> **Exercise data**
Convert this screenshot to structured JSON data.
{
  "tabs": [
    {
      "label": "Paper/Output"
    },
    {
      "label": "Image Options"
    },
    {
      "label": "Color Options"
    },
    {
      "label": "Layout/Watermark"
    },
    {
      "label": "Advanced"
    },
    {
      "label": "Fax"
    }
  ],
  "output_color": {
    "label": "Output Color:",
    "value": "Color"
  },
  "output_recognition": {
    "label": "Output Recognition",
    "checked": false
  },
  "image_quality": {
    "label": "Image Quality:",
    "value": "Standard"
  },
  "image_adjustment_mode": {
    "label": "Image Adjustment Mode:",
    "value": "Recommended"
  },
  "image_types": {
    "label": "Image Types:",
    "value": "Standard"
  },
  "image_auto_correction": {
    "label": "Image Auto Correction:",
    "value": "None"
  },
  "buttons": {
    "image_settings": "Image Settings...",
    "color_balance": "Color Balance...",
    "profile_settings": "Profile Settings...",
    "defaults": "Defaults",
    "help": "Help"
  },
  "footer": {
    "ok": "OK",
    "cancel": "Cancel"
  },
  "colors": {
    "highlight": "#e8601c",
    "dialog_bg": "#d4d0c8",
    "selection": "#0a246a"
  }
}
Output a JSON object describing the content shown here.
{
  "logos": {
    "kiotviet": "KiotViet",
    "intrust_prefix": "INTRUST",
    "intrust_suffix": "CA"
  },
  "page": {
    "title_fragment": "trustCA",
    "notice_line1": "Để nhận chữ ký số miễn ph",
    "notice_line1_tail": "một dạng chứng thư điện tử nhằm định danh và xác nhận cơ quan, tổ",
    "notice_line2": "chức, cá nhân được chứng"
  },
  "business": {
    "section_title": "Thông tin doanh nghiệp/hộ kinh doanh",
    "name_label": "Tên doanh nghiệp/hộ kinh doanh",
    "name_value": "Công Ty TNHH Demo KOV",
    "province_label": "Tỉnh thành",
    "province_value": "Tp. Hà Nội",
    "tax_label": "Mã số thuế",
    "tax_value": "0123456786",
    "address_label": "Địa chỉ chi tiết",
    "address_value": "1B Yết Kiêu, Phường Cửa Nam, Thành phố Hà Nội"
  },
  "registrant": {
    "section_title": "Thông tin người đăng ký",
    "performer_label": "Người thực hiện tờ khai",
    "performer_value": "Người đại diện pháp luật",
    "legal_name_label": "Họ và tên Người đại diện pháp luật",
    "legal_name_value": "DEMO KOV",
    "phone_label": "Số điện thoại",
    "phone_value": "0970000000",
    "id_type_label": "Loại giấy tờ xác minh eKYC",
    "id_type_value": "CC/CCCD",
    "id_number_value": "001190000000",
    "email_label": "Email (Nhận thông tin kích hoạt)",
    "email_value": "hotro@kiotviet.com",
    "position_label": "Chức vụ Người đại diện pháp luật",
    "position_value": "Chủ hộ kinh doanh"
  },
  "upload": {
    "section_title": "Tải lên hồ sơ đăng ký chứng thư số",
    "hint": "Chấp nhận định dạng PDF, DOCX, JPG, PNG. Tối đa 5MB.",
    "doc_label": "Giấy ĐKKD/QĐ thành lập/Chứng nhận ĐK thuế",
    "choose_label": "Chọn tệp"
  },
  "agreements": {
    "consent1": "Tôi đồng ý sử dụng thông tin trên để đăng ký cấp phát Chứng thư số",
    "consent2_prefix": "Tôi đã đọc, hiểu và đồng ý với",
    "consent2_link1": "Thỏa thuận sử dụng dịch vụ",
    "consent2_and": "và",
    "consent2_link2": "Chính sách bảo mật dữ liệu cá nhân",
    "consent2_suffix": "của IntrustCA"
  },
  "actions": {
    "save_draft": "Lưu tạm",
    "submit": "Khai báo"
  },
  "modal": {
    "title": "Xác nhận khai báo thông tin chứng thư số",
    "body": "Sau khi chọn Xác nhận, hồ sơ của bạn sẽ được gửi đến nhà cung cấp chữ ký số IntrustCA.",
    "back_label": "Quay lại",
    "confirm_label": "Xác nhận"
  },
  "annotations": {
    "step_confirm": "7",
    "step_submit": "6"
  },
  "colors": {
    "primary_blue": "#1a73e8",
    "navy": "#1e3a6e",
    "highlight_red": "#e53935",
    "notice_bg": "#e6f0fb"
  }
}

> **Work to do**
Copy out each record exactly as given, omitting none.

> **The reply**
Convert this screenshot to structured JSON data.
{
  "tabs": [
    {
      "label": "Paper/Output"
    },
    {
      "label": "Image Options"
    },
    {
      "label": "Color Options"
    },
    {
      "label": "Layout/Watermark"
    },
    {
      "label": "Advanced"
    },
    {
      "label": "Fax"
    }
  ],
  "output_color": {
    "label": "Output Color:",
    "value": "Color"
  },
  "output_recognition": {
    "label": "Output Recognition",
    "checked": false
  },
  "image_quality": {
    "label": "Image Quality:",
    "value": "Standard"
  },
  "image_adjustment_mode": {
    "label": "Image Adjustment Mode:",
    "value": "Recommended"
  },
  "image_types": {
    "label": "Image Types:",
    "value": "Standard"
  },
  "image_auto_correction": {
    "label": "Image Auto Correction:",
    "value": "None"
  },
  "buttons": {
    "image_settings": "Image Settings...",
    "color_balance": "Color Balance...",
    "profile_settings": "Profile Settings...",
    "defaults": "Defaults",
    "help": "Help"
  },
  "footer": {
    "ok": "OK",
    "cancel": "Cancel"
  },
  "colors": {
    "highlight": "#e8601c",
    "dialog_bg": "#d4d0c8",
    "selection": "#0a246a"
  }
}
Output a JSON object describing the content shown here.
{
  "logos": {
    "kiotviet": "KiotViet",
    "intrust_prefix": "INTRUST",
    "intrust_suffix": "CA"
  },
  "page": {
    "title_fragment": "trustCA",
    "notice_line1": "Để nhận chữ ký số miễn ph",
    "notice_line1_tail": "một dạng chứng thư điện tử nhằm định danh và xác nhận cơ quan, tổ",
    "notice_line2": "chức, cá nhân được chứng"
  },
  "business": {
    "section_title": "Thông tin doanh nghiệp/hộ kinh doanh",
    "name_label": "Tên doanh nghiệp/hộ kinh doanh",
    "name_value": "Công Ty TNHH Demo KOV",
    "province_label": "Tỉnh thành",
    "province_value": "Tp. Hà Nội",
    "tax_label": "Mã số thuế",
    "tax_value": "0123456786",
    "address_label": "Địa chỉ chi tiết",
    "address_value": "1B Yết Kiêu, Phường Cửa Nam, Thành phố Hà Nội"
  },
  "registrant": {
    "section_title": "Thông tin người đăng ký",
    "performer_label": "Người thực hiện tờ khai",
    "performer_value": "Người đại diện pháp luật",
    "legal_name_label": "Họ và tên Người đại diện pháp luật",
    "legal_name_value": "DEMO KOV",
    "phone_label": "Số điện thoại",
    "phone_value": "0970000000",
    "id_type_label": "Loại giấy tờ xác minh eKYC",
    "id_type_value": "CC/CCCD",
    "id_number_value": "001190000000",
    "email_label": "Email (Nhận thông tin kích hoạt)",
    "email_value": "hotro@kiotviet.com",
    "position_label": "Chức vụ Người đại diện pháp luật",
    "position_value": "Chủ hộ kinh doanh"
  },
  "upload": {
    "section_title": "Tải lên hồ sơ đăng ký chứng thư số",
    "hint": "Chấp nhận định dạng PDF, DOCX, JPG, PNG. Tối đa 5MB.",
    "doc_label": "Giấy ĐKKD/QĐ thành lập/Chứng nhận ĐK thuế",
    "choose_label": "Chọn tệp"
  },
  "agreements": {
    "consent1": "Tôi đồng ý sử dụng thông tin trên để đăng ký cấp phát Chứng thư số",
    "consent2_prefix": "Tôi đã đọc, hiểu và đồng ý với",
    "consent2_link1": "Thỏa thuận sử dụng dịch vụ",
    "consent2_and": "và",
    "consent2_link2": "Chính sách bảo mật dữ liệu cá nhân",
    "consent2_suffix": "của IntrustCA"
  },
  "actions": {
    "save_draft": "Lưu tạm",
    "submit": "Khai báo"
  },
  "modal": {
    "title": "Xác nhận khai báo thông tin chứng thư số",
    "body": "Sau khi chọn Xác nhận, hồ sơ của bạn sẽ được gửi đến nhà cung cấp chữ ký số IntrustCA.",
    "back_label": "Quay lại",
    "confirm_label": "Xác nhận"
  },
  "annotations": {
    "step_confirm": "7",
    "step_submit": "6"
  },
  "colors": {
    "primary_blue": "#1a73e8",
    "navy": "#1e3a6e",
    "highlight_red": "#e53935",
    "notice_bg": "#e6f0fb"
  }
}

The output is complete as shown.